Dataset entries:

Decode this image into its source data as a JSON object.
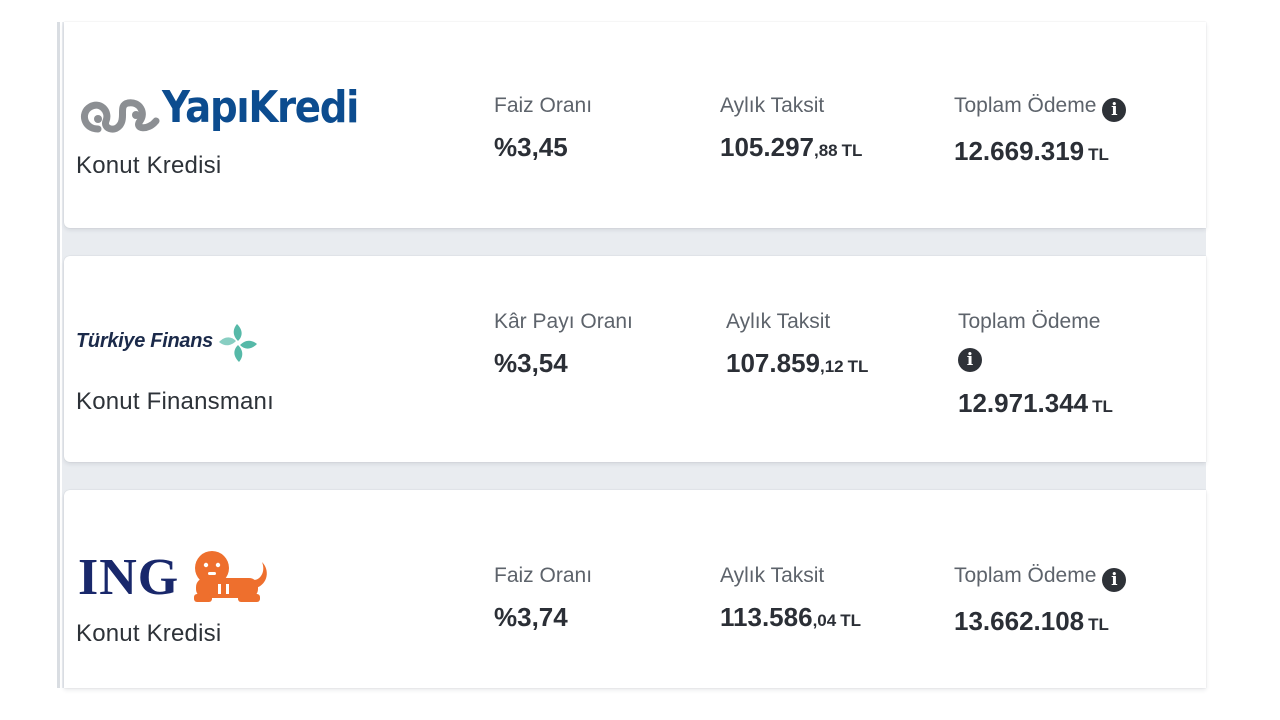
{
  "offers": [
    {
      "bank": "YapıKredi",
      "product": "Konut Kredisi",
      "rate_label": "Faiz Oranı",
      "rate_value": "%3,45",
      "monthly_label": "Aylık Taksit",
      "monthly_main": "105.297",
      "monthly_decimals": ",88",
      "monthly_unit": "TL",
      "total_label": "Toplam Ödeme",
      "total_value": "12.669.319",
      "total_unit": "TL",
      "logo_icon": "yapikredi-logo-icon",
      "info_icon": "info-icon"
    },
    {
      "bank": "Türkiye Finans",
      "product": "Konut Finansmanı",
      "rate_label": "Kâr Payı Oranı",
      "rate_value": "%3,54",
      "monthly_label": "Aylık Taksit",
      "monthly_main": "107.859",
      "monthly_decimals": ",12",
      "monthly_unit": "TL",
      "total_label": "Toplam Ödeme",
      "total_value": "12.971.344",
      "total_unit": "TL",
      "logo_icon": "turkiye-finans-logo-icon",
      "info_icon": "info-icon"
    },
    {
      "bank": "ING",
      "product": "Konut Kredisi",
      "rate_label": "Faiz Oranı",
      "rate_value": "%3,74",
      "monthly_label": "Aylık Taksit",
      "monthly_main": "113.586",
      "monthly_decimals": ",04",
      "monthly_unit": "TL",
      "total_label": "Toplam Ödeme",
      "total_value": "13.662.108",
      "total_unit": "TL",
      "logo_icon": "ing-lion-logo-icon",
      "info_icon": "info-icon"
    }
  ],
  "info_glyph": "i",
  "colors": {
    "yapikredi_blue": "#0c4c8f",
    "yapikredi_grey": "#8c8f93",
    "turkiye_finans_teal": "#56b9a8",
    "ing_navy": "#19286b",
    "ing_orange": "#ee6f2d"
  }
}
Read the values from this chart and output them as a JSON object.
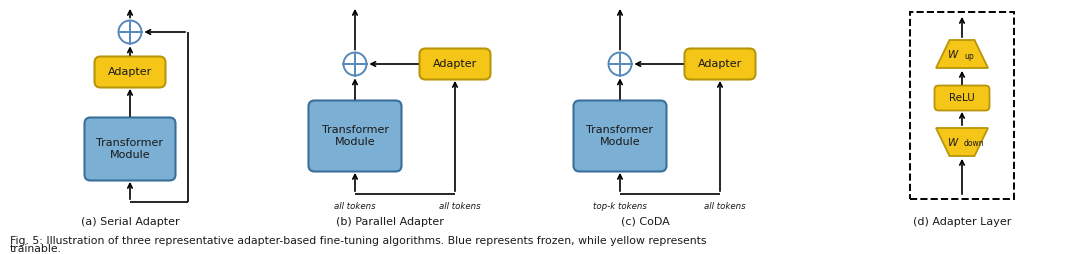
{
  "blue_color": "#7BAFD4",
  "yellow_color": "#F5C518",
  "blue_edge": "#3A6F9A",
  "yellow_edge": "#B8960A",
  "circle_edge": "#5588BB",
  "text_color": "#1a1a1a",
  "bg_color": "#ffffff",
  "caption_line1": "Fig. 5: Illustration of three representative adapter-based fine-tuning algorithms. Blue represents frozen, while yellow represents",
  "caption_line2": "trainable.",
  "sub_titles": [
    "(a) Serial Adapter",
    "(b) Parallel Adapter",
    "(c) CoDA",
    "(d) Adapter Layer"
  ],
  "token_labels_b": [
    "all tokens",
    "all tokens"
  ],
  "token_labels_c": [
    "top-k tokens",
    "all tokens"
  ]
}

» Do this: Gather each line that holds "tokens".

» Result below:
    "all tokens",
    "all tokens"
    "top-k tokens",
    "all tokens"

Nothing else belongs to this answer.